> **Provided data**:
/---
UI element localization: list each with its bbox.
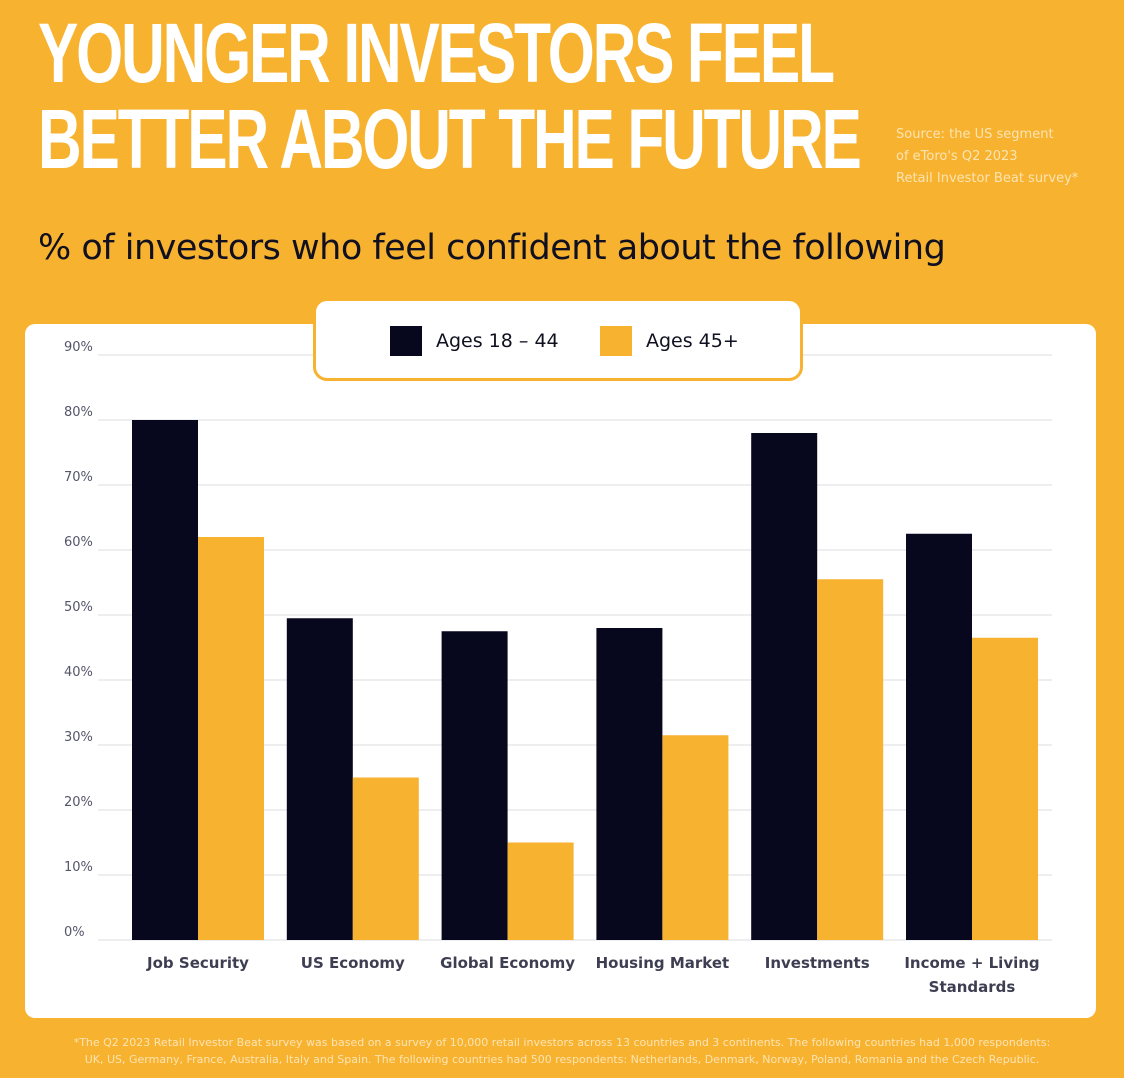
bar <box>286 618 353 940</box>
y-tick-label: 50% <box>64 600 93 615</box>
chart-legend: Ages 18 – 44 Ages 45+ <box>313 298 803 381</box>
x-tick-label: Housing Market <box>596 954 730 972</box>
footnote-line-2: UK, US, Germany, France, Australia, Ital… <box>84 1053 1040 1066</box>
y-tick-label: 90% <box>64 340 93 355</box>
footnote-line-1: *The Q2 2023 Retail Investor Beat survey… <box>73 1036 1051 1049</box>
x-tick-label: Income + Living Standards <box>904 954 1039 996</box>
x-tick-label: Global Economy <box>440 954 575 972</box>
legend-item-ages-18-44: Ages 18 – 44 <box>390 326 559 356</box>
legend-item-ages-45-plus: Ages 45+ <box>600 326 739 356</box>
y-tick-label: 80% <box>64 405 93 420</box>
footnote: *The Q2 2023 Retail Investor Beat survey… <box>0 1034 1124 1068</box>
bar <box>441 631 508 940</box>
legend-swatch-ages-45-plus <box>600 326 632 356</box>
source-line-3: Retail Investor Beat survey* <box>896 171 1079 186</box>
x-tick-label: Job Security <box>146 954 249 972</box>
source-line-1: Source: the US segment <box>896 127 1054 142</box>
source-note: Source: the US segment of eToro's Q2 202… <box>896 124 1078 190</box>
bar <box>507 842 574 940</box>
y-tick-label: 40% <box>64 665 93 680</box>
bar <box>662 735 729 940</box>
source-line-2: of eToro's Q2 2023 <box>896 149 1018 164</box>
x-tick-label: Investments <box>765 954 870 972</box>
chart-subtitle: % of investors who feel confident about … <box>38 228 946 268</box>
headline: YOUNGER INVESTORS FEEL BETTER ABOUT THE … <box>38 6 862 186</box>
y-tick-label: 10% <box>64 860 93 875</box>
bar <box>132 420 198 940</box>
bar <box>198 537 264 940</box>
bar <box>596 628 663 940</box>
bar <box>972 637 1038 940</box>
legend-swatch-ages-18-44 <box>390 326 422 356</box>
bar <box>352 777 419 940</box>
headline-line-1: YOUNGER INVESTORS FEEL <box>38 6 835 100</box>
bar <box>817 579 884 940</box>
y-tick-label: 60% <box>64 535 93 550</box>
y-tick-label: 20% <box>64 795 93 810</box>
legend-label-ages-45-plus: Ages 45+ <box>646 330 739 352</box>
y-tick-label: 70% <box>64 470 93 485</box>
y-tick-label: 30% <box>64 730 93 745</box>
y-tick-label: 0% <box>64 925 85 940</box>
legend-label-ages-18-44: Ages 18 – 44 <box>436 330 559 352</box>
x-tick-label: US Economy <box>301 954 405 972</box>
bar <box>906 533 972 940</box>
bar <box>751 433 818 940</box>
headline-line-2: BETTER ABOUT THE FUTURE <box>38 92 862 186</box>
\---
/---
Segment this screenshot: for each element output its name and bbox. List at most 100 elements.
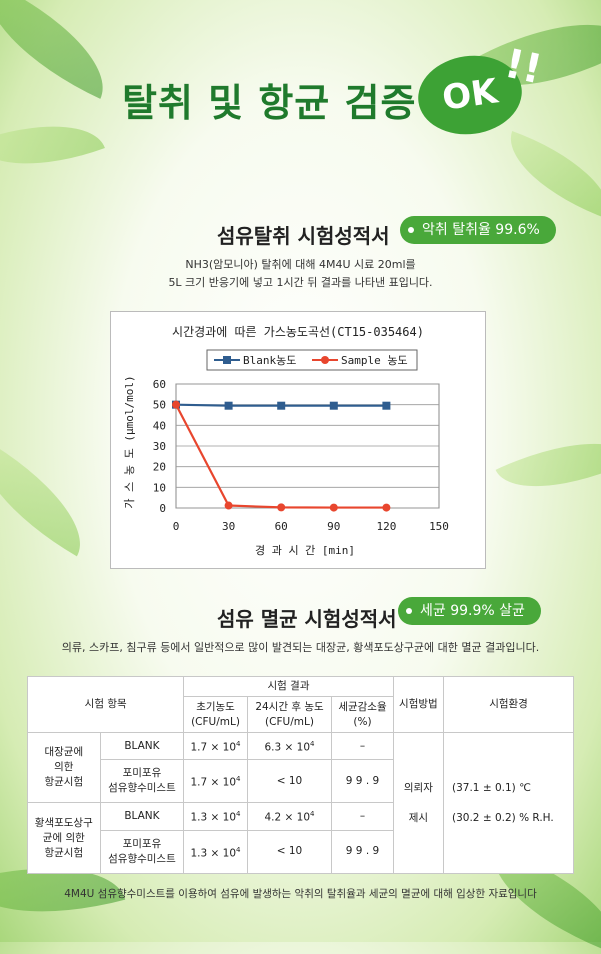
\---
/---
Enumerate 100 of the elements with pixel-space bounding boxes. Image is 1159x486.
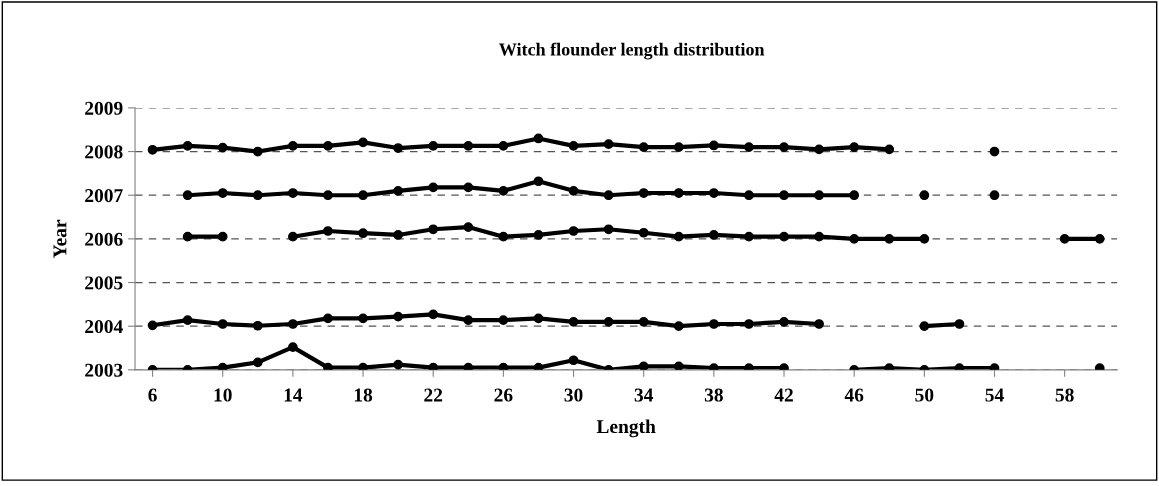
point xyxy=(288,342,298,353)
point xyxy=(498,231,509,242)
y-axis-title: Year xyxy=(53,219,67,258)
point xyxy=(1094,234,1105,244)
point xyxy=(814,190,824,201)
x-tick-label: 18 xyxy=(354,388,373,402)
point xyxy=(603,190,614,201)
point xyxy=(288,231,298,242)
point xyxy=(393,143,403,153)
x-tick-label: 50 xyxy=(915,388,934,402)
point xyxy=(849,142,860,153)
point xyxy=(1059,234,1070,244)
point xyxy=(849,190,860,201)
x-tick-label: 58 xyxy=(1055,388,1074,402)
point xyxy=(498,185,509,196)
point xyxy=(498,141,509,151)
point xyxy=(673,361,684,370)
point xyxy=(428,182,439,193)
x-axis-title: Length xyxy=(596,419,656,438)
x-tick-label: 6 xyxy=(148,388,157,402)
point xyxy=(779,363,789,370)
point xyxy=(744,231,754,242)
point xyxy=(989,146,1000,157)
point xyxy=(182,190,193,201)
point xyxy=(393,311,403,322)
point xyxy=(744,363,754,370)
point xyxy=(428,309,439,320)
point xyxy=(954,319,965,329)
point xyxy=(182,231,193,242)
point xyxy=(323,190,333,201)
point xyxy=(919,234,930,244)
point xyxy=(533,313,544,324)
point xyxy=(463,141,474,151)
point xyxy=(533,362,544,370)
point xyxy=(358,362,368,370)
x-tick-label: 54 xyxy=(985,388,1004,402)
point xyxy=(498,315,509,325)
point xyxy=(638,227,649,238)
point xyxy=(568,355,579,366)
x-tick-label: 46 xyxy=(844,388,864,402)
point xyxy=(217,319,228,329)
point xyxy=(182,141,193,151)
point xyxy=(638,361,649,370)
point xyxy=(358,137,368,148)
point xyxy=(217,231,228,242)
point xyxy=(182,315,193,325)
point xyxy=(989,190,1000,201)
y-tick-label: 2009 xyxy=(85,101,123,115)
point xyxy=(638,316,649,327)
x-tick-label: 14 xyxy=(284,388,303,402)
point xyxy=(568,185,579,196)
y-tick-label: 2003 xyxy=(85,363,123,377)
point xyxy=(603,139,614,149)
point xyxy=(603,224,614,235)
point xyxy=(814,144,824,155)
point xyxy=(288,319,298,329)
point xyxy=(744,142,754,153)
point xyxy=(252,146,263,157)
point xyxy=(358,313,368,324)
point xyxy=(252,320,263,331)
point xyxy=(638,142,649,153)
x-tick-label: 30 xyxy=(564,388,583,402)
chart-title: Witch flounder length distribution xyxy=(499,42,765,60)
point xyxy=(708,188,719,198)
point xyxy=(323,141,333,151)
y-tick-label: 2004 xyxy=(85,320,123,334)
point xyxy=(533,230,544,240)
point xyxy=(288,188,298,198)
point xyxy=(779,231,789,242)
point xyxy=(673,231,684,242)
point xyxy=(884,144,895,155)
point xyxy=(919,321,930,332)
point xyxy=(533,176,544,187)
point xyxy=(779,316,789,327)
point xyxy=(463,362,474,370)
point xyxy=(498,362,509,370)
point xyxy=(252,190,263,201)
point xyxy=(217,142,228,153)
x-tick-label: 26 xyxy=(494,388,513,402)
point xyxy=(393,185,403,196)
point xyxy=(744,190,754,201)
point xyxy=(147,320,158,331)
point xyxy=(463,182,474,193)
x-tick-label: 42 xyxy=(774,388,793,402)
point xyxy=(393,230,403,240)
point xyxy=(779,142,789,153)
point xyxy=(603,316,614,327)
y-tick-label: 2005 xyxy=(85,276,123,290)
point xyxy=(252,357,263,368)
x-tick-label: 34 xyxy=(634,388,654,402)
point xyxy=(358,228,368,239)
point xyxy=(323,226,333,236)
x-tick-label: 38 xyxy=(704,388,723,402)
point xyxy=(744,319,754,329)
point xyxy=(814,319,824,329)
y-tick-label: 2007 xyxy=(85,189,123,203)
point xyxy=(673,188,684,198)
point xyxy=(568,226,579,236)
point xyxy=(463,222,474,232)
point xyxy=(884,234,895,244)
\---
> **Description of the task**: Rewrite the lines starting at the one containing "Enumerate 100 of" and ending at the one containing "point xyxy=(744,231,754,242)", changing every "x-tick-label" to "x-axis-tick" and keeping everything else the same. Omit the pictures from your answer.

> **Task answer**:
Enumerate 100 of the elements with pixel-space bounding boxes. Image is 1159x486.
point xyxy=(288,342,298,353)
point xyxy=(498,231,509,242)
y-axis-title: Year xyxy=(53,219,67,258)
point xyxy=(1094,234,1105,244)
point xyxy=(814,190,824,201)
x-axis-tick: 18 xyxy=(354,388,373,402)
point xyxy=(603,190,614,201)
point xyxy=(288,231,298,242)
point xyxy=(393,143,403,153)
x-axis-tick: 50 xyxy=(915,388,934,402)
point xyxy=(849,142,860,153)
point xyxy=(1059,234,1070,244)
point xyxy=(849,190,860,201)
x-axis-tick: 58 xyxy=(1055,388,1074,402)
point xyxy=(498,185,509,196)
point xyxy=(498,141,509,151)
point xyxy=(673,361,684,370)
point xyxy=(428,182,439,193)
x-axis-title: Length xyxy=(596,419,656,438)
x-axis-tick: 6 xyxy=(148,388,157,402)
point xyxy=(779,363,789,370)
point xyxy=(744,231,754,242)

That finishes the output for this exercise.